EXERCISE OBJECTIVE: Write out the full set of records below exactly.

DATASET ROWS:

'''

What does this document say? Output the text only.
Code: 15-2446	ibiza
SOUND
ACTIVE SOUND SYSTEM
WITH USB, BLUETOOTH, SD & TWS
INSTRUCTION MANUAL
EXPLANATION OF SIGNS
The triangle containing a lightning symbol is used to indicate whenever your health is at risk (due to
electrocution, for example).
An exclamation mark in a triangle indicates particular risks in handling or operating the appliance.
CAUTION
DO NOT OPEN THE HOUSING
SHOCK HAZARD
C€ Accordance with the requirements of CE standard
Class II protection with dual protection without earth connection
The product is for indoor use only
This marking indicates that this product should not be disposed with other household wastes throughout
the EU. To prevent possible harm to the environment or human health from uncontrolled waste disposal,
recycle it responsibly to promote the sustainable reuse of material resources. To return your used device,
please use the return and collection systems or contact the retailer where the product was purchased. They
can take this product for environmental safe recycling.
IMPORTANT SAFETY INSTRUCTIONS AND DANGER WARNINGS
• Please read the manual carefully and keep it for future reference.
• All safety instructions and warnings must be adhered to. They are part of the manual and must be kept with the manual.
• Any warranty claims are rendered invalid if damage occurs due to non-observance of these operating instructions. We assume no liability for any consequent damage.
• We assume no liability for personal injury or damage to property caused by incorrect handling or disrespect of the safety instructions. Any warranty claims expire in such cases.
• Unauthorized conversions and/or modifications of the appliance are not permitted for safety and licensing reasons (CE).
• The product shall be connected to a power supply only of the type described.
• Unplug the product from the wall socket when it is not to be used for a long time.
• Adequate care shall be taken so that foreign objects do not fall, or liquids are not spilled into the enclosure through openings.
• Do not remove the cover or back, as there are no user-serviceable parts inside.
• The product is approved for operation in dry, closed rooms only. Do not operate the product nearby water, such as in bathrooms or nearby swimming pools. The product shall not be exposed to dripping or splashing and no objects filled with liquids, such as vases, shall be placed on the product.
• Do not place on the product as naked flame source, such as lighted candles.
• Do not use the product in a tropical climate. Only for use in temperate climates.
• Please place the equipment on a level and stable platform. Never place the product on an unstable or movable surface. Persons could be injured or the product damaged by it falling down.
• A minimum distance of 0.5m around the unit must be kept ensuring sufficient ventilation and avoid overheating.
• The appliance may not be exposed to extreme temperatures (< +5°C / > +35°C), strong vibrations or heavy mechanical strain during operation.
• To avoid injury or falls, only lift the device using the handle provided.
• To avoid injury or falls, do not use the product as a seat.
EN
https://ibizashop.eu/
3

'''

EXPECTED ANSWER:
What does this document say? Output the text only.
Code: 15-2446	ibiza
SOUND
ACTIVE SOUND SYSTEM
WITH USB, BLUETOOTH, SD & TWS
INSTRUCTION MANUAL
EXPLANATION OF SIGNS
The triangle containing a lightning symbol is used to indicate whenever your health is at risk (due to
electrocution, for example).
An exclamation mark in a triangle indicates particular risks in handling or operating the appliance.
CAUTION
DO NOT OPEN THE HOUSING
SHOCK HAZARD
C€ Accordance with the requirements of CE standard
Class II protection with dual protection without earth connection
The product is for indoor use only
This marking indicates that this product should not be disposed with other household wastes throughout
the EU. To prevent possible harm to the environment or human health from uncontrolled waste disposal,
recycle it responsibly to promote the sustainable reuse of material resources. To return your used device,
please use the return and collection systems or contact the retailer where the product was purchased. They
can take this product for environmental safe recycling.
IMPORTANT SAFETY INSTRUCTIONS AND DANGER WARNINGS
• Please read the manual carefully and keep it for future reference.
• All safety instructions and warnings must be adhered to. They are part of the manual and must be kept with the manual.
• Any warranty claims are rendered invalid if damage occurs due to non-observance of these operating instructions. We assume no liability for any consequent damage.
• We assume no liability for personal injury or damage to property caused by incorrect handling or disrespect of the safety instructions. Any warranty claims expire in such cases.
• Unauthorized conversions and/or modifications of the appliance are not permitted for safety and licensing reasons (CE).
• The product shall be connected to a power supply only of the type described.
• Unplug the product from the wall socket when it is not to be used for a long time.
• Adequate care shall be taken so that foreign objects do not fall, or liquids are not spilled into the enclosure through openings.
• Do not remove the cover or back, as there are no user-serviceable parts inside.
• The product is approved for operation in dry, closed rooms only. Do not operate the product nearby water, such as in bathrooms or nearby swimming pools. The product shall not be exposed to dripping or splashing and no objects filled with liquids, such as vases, shall be placed on the product.
• Do not place on the product as naked flame source, such as lighted candles.
• Do not use the product in a tropical climate. Only for use in temperate climates.
• Please place the equipment on a level and stable platform. Never place the product on an unstable or movable surface. Persons could be injured or the product damaged by it falling down.
• A minimum distance of 0.5m around the unit must be kept ensuring sufficient ventilation and avoid overheating.
• The appliance may not be exposed to extreme temperatures (< +5°C / > +35°C), strong vibrations or heavy mechanical strain during operation.
• To avoid injury or falls, only lift the device using the handle provided.
• To avoid injury or falls, do not use the product as a seat.
EN
https://ibizashop.eu/
3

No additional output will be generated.